◆ **Task goal**: Pull each line holding the word "this" from the data.

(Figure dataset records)
** START **
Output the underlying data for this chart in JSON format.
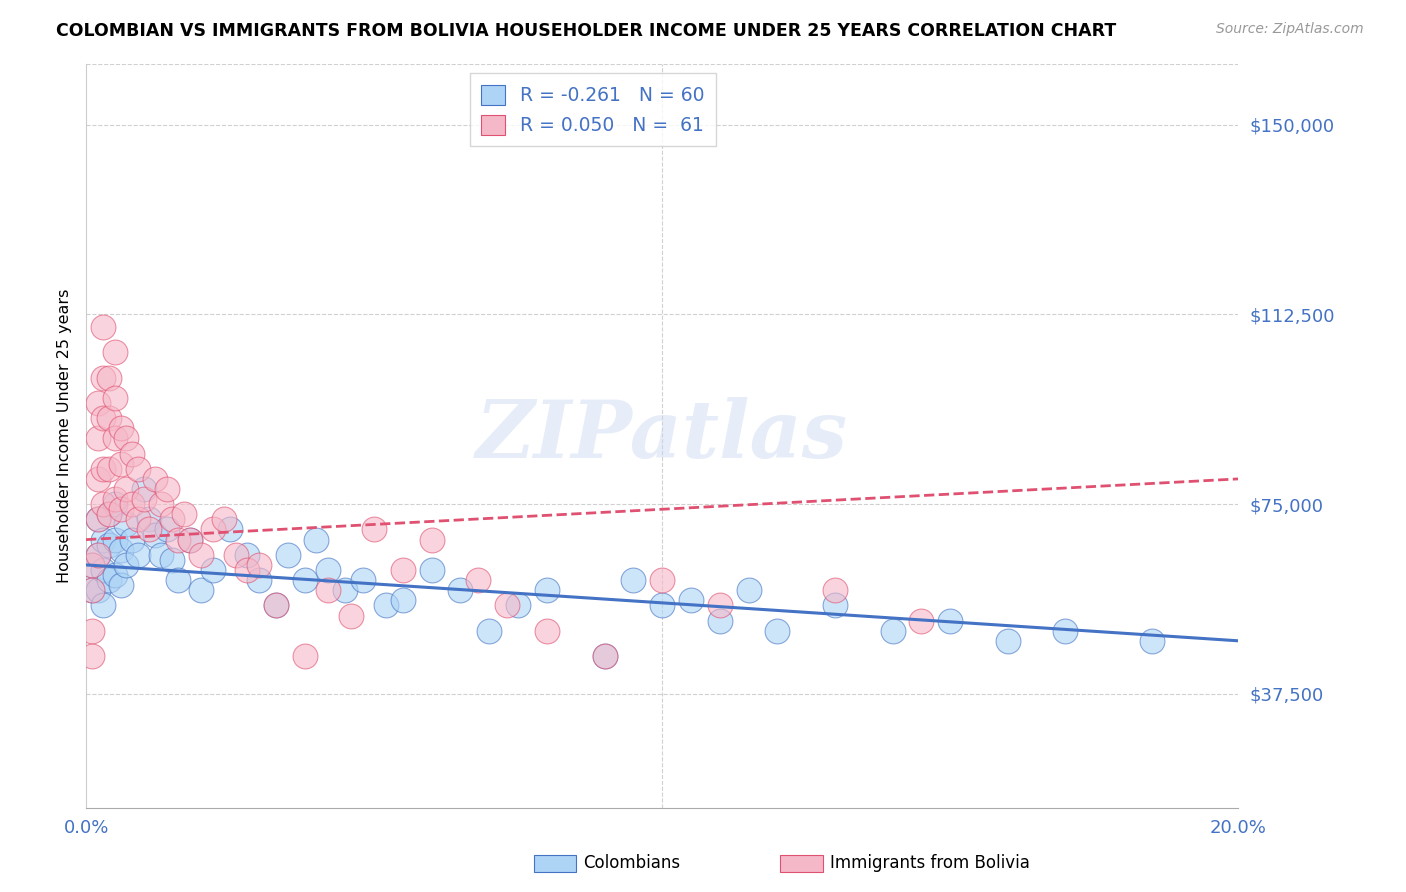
{
  "title": "COLOMBIAN VS IMMIGRANTS FROM BOLIVIA HOUSEHOLDER INCOME UNDER 25 YEARS CORRELATION CHART",
  "source": "Source: ZipAtlas.com",
  "ylabel": "Householder Income Under 25 years",
  "ytick_labels": [
    "$37,500",
    "$75,000",
    "$112,500",
    "$150,000"
  ],
  "ytick_values": [
    37500,
    75000,
    112500,
    150000
  ],
  "ymin": 15000,
  "ymax": 162000,
  "xmin": 0.0,
  "xmax": 0.2,
  "R_colombian": -0.261,
  "R_bolivia": 0.05,
  "color_colombian": "#ADD4F5",
  "color_bolivia": "#F5B8C8",
  "color_line_colombian": "#4472C4",
  "color_line_bolivia": "#E05070",
  "watermark": "ZIPatlas",
  "colombian_x": [
    0.001,
    0.001,
    0.002,
    0.002,
    0.002,
    0.003,
    0.003,
    0.003,
    0.004,
    0.004,
    0.004,
    0.005,
    0.005,
    0.005,
    0.006,
    0.006,
    0.007,
    0.007,
    0.008,
    0.009,
    0.01,
    0.011,
    0.012,
    0.013,
    0.014,
    0.015,
    0.016,
    0.018,
    0.02,
    0.022,
    0.025,
    0.028,
    0.03,
    0.033,
    0.035,
    0.038,
    0.04,
    0.042,
    0.045,
    0.048,
    0.052,
    0.055,
    0.06,
    0.065,
    0.07,
    0.075,
    0.08,
    0.09,
    0.095,
    0.1,
    0.105,
    0.11,
    0.115,
    0.12,
    0.13,
    0.14,
    0.15,
    0.16,
    0.17,
    0.185
  ],
  "colombian_y": [
    63000,
    58000,
    72000,
    65000,
    58000,
    68000,
    62000,
    55000,
    73000,
    67000,
    60000,
    75000,
    68000,
    61000,
    66000,
    59000,
    71000,
    63000,
    68000,
    65000,
    78000,
    72000,
    69000,
    65000,
    70000,
    64000,
    60000,
    68000,
    58000,
    62000,
    70000,
    65000,
    60000,
    55000,
    65000,
    60000,
    68000,
    62000,
    58000,
    60000,
    55000,
    56000,
    62000,
    58000,
    50000,
    55000,
    58000,
    45000,
    60000,
    55000,
    56000,
    52000,
    58000,
    50000,
    55000,
    50000,
    52000,
    48000,
    50000,
    48000
  ],
  "bolivia_x": [
    0.001,
    0.001,
    0.001,
    0.001,
    0.002,
    0.002,
    0.002,
    0.002,
    0.002,
    0.003,
    0.003,
    0.003,
    0.003,
    0.003,
    0.004,
    0.004,
    0.004,
    0.004,
    0.005,
    0.005,
    0.005,
    0.005,
    0.006,
    0.006,
    0.006,
    0.007,
    0.007,
    0.008,
    0.008,
    0.009,
    0.009,
    0.01,
    0.011,
    0.012,
    0.013,
    0.014,
    0.015,
    0.016,
    0.017,
    0.018,
    0.02,
    0.022,
    0.024,
    0.026,
    0.028,
    0.03,
    0.033,
    0.038,
    0.042,
    0.046,
    0.05,
    0.055,
    0.06,
    0.068,
    0.073,
    0.08,
    0.09,
    0.1,
    0.11,
    0.13,
    0.145
  ],
  "bolivia_y": [
    63000,
    58000,
    50000,
    45000,
    95000,
    88000,
    80000,
    72000,
    65000,
    110000,
    100000,
    92000,
    82000,
    75000,
    100000,
    92000,
    82000,
    73000,
    105000,
    96000,
    88000,
    76000,
    90000,
    83000,
    74000,
    88000,
    78000,
    85000,
    75000,
    82000,
    72000,
    76000,
    70000,
    80000,
    75000,
    78000,
    72000,
    68000,
    73000,
    68000,
    65000,
    70000,
    72000,
    65000,
    62000,
    63000,
    55000,
    45000,
    58000,
    53000,
    70000,
    62000,
    68000,
    60000,
    55000,
    50000,
    45000,
    60000,
    55000,
    58000,
    52000
  ]
}
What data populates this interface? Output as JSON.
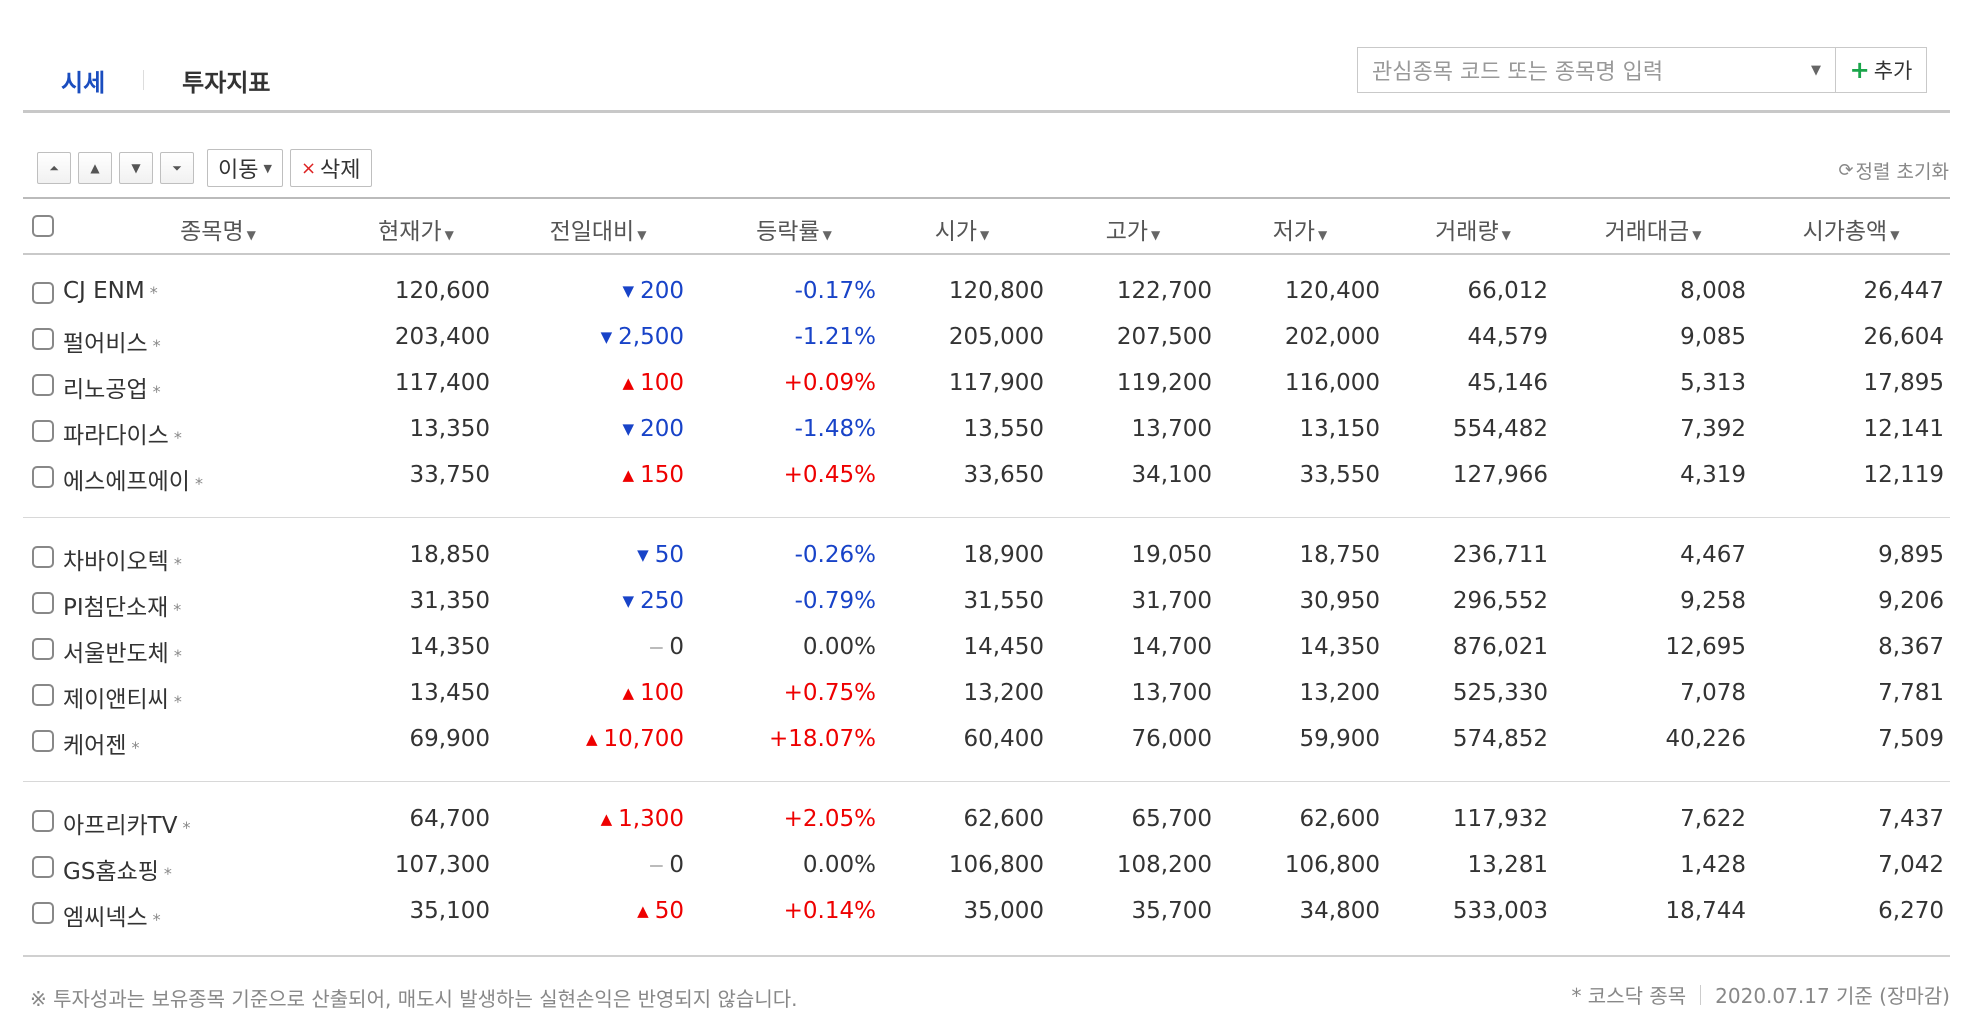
{
  "tabs": [
    {
      "label": "시세",
      "active": true
    },
    {
      "label": "투자지표",
      "active": false
    }
  ],
  "watch": {
    "placeholder": "관심종목 코드 또는 종목명 입력",
    "add_label": "추가"
  },
  "toolbar": {
    "move_label": "이동",
    "delete_label": "삭제",
    "reset_label": "정렬 초기화"
  },
  "columns": [
    "종목명",
    "현재가",
    "전일대비",
    "등락률",
    "시가",
    "고가",
    "저가",
    "거래량",
    "거래대금",
    "시가총액"
  ],
  "rows": [
    {
      "name": "CJ ENM",
      "price": "120,600",
      "dir": "down",
      "change": "200",
      "rate": "-0.17%",
      "open": "120,800",
      "high": "122,700",
      "low": "120,400",
      "volume": "66,012",
      "amount": "8,008",
      "cap": "26,447"
    },
    {
      "name": "펄어비스",
      "price": "203,400",
      "dir": "down",
      "change": "2,500",
      "rate": "-1.21%",
      "open": "205,000",
      "high": "207,500",
      "low": "202,000",
      "volume": "44,579",
      "amount": "9,085",
      "cap": "26,604"
    },
    {
      "name": "리노공업",
      "price": "117,400",
      "dir": "up",
      "change": "100",
      "rate": "+0.09%",
      "open": "117,900",
      "high": "119,200",
      "low": "116,000",
      "volume": "45,146",
      "amount": "5,313",
      "cap": "17,895"
    },
    {
      "name": "파라다이스",
      "price": "13,350",
      "dir": "down",
      "change": "200",
      "rate": "-1.48%",
      "open": "13,550",
      "high": "13,700",
      "low": "13,150",
      "volume": "554,482",
      "amount": "7,392",
      "cap": "12,141"
    },
    {
      "name": "에스에프에이",
      "price": "33,750",
      "dir": "up",
      "change": "150",
      "rate": "+0.45%",
      "open": "33,650",
      "high": "34,100",
      "low": "33,550",
      "volume": "127,966",
      "amount": "4,319",
      "cap": "12,119"
    },
    {
      "name": "차바이오텍",
      "price": "18,850",
      "dir": "down",
      "change": "50",
      "rate": "-0.26%",
      "open": "18,900",
      "high": "19,050",
      "low": "18,750",
      "volume": "236,711",
      "amount": "4,467",
      "cap": "9,895"
    },
    {
      "name": "PI첨단소재",
      "price": "31,350",
      "dir": "down",
      "change": "250",
      "rate": "-0.79%",
      "open": "31,550",
      "high": "31,700",
      "low": "30,950",
      "volume": "296,552",
      "amount": "9,258",
      "cap": "9,206"
    },
    {
      "name": "서울반도체",
      "price": "14,350",
      "dir": "flat",
      "change": "0",
      "rate": "0.00%",
      "open": "14,450",
      "high": "14,700",
      "low": "14,350",
      "volume": "876,021",
      "amount": "12,695",
      "cap": "8,367"
    },
    {
      "name": "제이앤티씨",
      "price": "13,450",
      "dir": "up",
      "change": "100",
      "rate": "+0.75%",
      "open": "13,200",
      "high": "13,700",
      "low": "13,200",
      "volume": "525,330",
      "amount": "7,078",
      "cap": "7,781"
    },
    {
      "name": "케어젠",
      "price": "69,900",
      "dir": "up",
      "change": "10,700",
      "rate": "+18.07%",
      "open": "60,400",
      "high": "76,000",
      "low": "59,900",
      "volume": "574,852",
      "amount": "40,226",
      "cap": "7,509"
    },
    {
      "name": "아프리카TV",
      "price": "64,700",
      "dir": "up",
      "change": "1,300",
      "rate": "+2.05%",
      "open": "62,600",
      "high": "65,700",
      "low": "62,600",
      "volume": "117,932",
      "amount": "7,622",
      "cap": "7,437"
    },
    {
      "name": "GS홈쇼핑",
      "price": "107,300",
      "dir": "flat",
      "change": "0",
      "rate": "0.00%",
      "open": "106,800",
      "high": "108,200",
      "low": "106,800",
      "volume": "13,281",
      "amount": "1,428",
      "cap": "7,042"
    },
    {
      "name": "엠씨넥스",
      "price": "35,100",
      "dir": "up",
      "change": "50",
      "rate": "+0.14%",
      "open": "35,000",
      "high": "35,700",
      "low": "34,800",
      "volume": "533,003",
      "amount": "18,744",
      "cap": "6,270"
    }
  ],
  "kosdaq_mark": "*",
  "footer": {
    "note": "※ 투자성과는 보유종목 기준으로 산출되어, 매도시 발생하는 실현손익은 반영되지 않습니다.",
    "kosdaq_label": "* 코스닥 종목",
    "date_label": "2020.07.17 기준 (장마감)"
  },
  "colors": {
    "up": "#e00000",
    "down": "#1843c8",
    "tab_active": "#1a4dbf",
    "add_plus": "#1aa54a"
  }
}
** END **
◆ **Task solution**:
Output the underlying data for this chart in JSON format.
What data populates this interface? Output as JSON.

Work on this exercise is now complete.